# Start of Exercise materials

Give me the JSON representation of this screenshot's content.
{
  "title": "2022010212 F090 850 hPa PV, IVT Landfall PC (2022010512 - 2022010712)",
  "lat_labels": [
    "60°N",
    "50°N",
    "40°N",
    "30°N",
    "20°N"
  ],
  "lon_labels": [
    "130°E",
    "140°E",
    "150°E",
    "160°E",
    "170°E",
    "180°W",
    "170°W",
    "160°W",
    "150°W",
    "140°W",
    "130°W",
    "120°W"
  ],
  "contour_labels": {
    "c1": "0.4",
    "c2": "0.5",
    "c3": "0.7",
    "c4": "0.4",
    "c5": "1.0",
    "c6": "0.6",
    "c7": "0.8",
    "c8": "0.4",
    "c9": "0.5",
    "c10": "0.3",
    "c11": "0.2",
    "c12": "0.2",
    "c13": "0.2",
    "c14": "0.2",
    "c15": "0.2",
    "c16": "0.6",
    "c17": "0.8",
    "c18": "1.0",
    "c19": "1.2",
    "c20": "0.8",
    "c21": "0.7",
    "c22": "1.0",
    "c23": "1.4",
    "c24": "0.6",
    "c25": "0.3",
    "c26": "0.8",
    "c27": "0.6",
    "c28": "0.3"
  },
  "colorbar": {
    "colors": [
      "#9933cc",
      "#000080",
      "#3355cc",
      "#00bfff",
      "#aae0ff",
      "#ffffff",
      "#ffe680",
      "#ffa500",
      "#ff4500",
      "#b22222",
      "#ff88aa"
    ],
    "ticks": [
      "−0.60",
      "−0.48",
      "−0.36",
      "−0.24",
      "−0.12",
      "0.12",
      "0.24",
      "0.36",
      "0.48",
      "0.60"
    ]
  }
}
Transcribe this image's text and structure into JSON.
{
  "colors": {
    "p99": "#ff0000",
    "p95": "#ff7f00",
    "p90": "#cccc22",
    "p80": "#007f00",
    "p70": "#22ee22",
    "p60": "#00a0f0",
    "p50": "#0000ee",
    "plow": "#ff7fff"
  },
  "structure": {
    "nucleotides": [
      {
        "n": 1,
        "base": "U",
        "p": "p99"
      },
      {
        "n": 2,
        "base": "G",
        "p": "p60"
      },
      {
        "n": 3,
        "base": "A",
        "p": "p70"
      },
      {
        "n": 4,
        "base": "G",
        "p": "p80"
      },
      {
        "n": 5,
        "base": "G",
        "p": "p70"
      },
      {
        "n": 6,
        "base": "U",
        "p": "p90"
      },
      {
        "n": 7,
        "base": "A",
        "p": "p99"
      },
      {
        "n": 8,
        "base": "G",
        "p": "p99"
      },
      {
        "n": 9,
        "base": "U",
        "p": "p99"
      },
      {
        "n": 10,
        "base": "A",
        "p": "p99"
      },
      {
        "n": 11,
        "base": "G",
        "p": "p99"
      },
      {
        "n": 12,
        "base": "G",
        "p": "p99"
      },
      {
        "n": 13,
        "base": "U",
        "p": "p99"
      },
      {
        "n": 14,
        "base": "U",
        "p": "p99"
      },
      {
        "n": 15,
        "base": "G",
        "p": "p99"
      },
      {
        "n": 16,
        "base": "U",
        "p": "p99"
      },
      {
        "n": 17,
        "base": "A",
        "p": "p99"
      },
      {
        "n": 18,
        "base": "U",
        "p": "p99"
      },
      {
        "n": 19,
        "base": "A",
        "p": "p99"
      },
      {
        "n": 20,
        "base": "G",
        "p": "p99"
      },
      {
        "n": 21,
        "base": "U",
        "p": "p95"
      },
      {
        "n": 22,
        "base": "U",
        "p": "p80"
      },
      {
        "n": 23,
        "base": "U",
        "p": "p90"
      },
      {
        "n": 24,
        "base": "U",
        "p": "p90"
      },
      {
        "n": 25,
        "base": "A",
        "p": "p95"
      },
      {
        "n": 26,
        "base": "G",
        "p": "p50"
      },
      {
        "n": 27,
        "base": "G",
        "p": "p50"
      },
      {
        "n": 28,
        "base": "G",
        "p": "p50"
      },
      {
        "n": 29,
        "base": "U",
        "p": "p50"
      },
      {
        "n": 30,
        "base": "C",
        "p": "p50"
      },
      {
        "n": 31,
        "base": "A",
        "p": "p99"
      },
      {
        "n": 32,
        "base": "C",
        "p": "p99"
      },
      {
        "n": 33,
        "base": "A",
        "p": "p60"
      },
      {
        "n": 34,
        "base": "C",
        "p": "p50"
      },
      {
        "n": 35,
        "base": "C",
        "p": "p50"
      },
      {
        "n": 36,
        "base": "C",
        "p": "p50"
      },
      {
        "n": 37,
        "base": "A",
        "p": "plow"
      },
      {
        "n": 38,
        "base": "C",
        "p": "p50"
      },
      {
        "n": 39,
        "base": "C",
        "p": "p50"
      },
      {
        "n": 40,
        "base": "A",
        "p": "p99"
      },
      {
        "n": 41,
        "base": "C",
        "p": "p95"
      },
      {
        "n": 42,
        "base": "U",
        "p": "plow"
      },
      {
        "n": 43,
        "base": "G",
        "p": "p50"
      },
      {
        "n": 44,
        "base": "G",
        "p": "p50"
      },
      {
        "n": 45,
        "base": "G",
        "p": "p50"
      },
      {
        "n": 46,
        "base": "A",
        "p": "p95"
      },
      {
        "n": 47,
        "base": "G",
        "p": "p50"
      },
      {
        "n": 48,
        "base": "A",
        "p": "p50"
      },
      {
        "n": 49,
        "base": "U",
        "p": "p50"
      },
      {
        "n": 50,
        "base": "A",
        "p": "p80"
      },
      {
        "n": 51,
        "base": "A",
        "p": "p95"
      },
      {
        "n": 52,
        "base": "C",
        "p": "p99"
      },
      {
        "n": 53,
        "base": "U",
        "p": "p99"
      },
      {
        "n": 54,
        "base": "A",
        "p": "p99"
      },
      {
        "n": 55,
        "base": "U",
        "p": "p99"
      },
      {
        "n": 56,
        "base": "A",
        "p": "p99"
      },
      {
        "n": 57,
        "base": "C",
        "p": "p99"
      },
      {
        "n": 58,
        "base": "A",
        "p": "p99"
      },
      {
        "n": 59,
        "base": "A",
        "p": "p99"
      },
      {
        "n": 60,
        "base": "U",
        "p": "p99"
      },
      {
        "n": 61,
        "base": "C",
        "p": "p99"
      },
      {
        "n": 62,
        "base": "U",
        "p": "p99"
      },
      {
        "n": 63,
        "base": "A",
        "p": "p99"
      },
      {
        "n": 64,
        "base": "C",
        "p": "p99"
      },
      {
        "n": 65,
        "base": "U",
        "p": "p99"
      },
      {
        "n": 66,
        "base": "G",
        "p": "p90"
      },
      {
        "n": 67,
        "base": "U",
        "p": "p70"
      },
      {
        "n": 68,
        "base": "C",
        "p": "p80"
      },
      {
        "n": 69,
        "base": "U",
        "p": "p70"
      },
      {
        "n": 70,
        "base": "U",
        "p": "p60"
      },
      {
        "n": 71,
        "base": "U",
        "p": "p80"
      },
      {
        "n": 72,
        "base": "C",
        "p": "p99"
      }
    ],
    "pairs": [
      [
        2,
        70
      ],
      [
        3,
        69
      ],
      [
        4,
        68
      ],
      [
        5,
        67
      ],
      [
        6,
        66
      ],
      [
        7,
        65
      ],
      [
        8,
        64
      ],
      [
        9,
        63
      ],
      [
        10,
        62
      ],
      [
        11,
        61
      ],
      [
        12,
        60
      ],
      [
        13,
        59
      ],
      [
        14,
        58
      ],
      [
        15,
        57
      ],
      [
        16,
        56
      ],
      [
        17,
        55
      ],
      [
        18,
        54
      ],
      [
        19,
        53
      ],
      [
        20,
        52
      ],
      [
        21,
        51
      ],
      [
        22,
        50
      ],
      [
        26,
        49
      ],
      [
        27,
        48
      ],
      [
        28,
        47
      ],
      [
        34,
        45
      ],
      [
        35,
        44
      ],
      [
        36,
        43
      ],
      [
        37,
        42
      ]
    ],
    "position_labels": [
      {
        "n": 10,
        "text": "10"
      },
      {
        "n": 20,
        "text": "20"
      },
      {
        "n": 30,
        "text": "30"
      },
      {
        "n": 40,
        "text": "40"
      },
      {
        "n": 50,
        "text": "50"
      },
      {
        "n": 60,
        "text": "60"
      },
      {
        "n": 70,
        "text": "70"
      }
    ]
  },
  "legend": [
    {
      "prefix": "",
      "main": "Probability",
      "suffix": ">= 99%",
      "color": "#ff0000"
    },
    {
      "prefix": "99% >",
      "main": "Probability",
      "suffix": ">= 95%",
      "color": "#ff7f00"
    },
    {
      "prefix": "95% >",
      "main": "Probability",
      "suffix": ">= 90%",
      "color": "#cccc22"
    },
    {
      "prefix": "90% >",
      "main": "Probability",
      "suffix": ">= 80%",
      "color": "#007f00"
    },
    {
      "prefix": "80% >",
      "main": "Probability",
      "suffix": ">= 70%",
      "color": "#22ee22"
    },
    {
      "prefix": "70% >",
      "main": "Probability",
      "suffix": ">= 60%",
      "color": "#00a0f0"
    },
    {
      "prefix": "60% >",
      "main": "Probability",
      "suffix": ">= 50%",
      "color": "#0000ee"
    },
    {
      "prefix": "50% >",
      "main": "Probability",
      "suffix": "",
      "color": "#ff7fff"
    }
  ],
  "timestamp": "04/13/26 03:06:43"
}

# End of Exercise materials

Filter out all lines lacking the word "structure" and copy the rest.

Transcribe this image's text and structure into JSON.
  "structure": {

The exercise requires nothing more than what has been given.